Work required:
Print every record below exactly as written.

Information provided:
# # # # #
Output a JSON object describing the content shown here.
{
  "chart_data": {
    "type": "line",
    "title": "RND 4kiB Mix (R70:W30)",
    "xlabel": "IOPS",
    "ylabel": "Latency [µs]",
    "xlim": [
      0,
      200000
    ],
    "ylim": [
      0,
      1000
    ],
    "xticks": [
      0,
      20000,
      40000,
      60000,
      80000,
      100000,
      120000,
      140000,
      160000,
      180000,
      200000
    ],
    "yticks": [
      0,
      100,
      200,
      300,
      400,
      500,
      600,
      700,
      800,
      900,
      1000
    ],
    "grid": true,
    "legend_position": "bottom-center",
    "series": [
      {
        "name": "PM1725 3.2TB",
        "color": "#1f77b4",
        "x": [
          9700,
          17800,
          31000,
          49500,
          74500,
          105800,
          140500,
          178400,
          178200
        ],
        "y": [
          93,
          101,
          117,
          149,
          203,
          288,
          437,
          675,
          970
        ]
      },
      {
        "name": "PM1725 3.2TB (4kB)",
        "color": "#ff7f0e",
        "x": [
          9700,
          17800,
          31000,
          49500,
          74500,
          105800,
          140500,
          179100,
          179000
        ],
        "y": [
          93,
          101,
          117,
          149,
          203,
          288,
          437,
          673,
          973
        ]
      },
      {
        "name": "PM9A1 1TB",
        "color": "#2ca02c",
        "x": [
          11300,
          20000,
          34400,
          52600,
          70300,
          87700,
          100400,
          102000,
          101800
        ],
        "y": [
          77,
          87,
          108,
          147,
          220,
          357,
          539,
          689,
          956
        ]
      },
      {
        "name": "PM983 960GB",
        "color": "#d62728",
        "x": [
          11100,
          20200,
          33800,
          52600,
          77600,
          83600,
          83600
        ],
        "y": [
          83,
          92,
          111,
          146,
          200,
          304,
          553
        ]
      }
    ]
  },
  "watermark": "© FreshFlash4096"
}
# # # # #
Solution to this task:
Output a JSON object describing the content shown here.
{
  "chart_data": {
    "type": "line",
    "title": "RND 4kiB Mix (R70:W30)",
    "xlabel": "IOPS",
    "ylabel": "Latency [µs]",
    "xlim": [
      0,
      200000
    ],
    "ylim": [
      0,
      1000
    ],
    "xticks": [
      0,
      20000,
      40000,
      60000,
      80000,
      100000,
      120000,
      140000,
      160000,
      180000,
      200000
    ],
    "yticks": [
      0,
      100,
      200,
      300,
      400,
      500,
      600,
      700,
      800,
      900,
      1000
    ],
    "grid": true,
    "legend_position": "bottom-center",
    "series": [
      {
        "name": "PM1725 3.2TB",
        "color": "#1f77b4",
        "x": [
          9700,
          17800,
          31000,
          49500,
          74500,
          105800,
          140500,
          178400,
          178200
        ],
        "y": [
          93,
          101,
          117,
          149,
          203,
          288,
          437,
          675,
          970
        ]
      },
      {
        "name": "PM1725 3.2TB (4kB)",
        "color": "#ff7f0e",
        "x": [
          9700,
          17800,
          31000,
          49500,
          74500,
          105800,
          140500,
          179100,
          179000
        ],
        "y": [
          93,
          101,
          117,
          149,
          203,
          288,
          437,
          673,
          973
        ]
      },
      {
        "name": "PM9A1 1TB",
        "color": "#2ca02c",
        "x": [
          11300,
          20000,
          34400,
          52600,
          70300,
          87700,
          100400,
          102000,
          101800
        ],
        "y": [
          77,
          87,
          108,
          147,
          220,
          357,
          539,
          689,
          956
        ]
      },
      {
        "name": "PM983 960GB",
        "color": "#d62728",
        "x": [
          11100,
          20200,
          33800,
          52600,
          77600,
          83600,
          83600
        ],
        "y": [
          83,
          92,
          111,
          146,
          200,
          304,
          553
        ]
      }
    ]
  },
  "watermark": "© FreshFlash4096"
}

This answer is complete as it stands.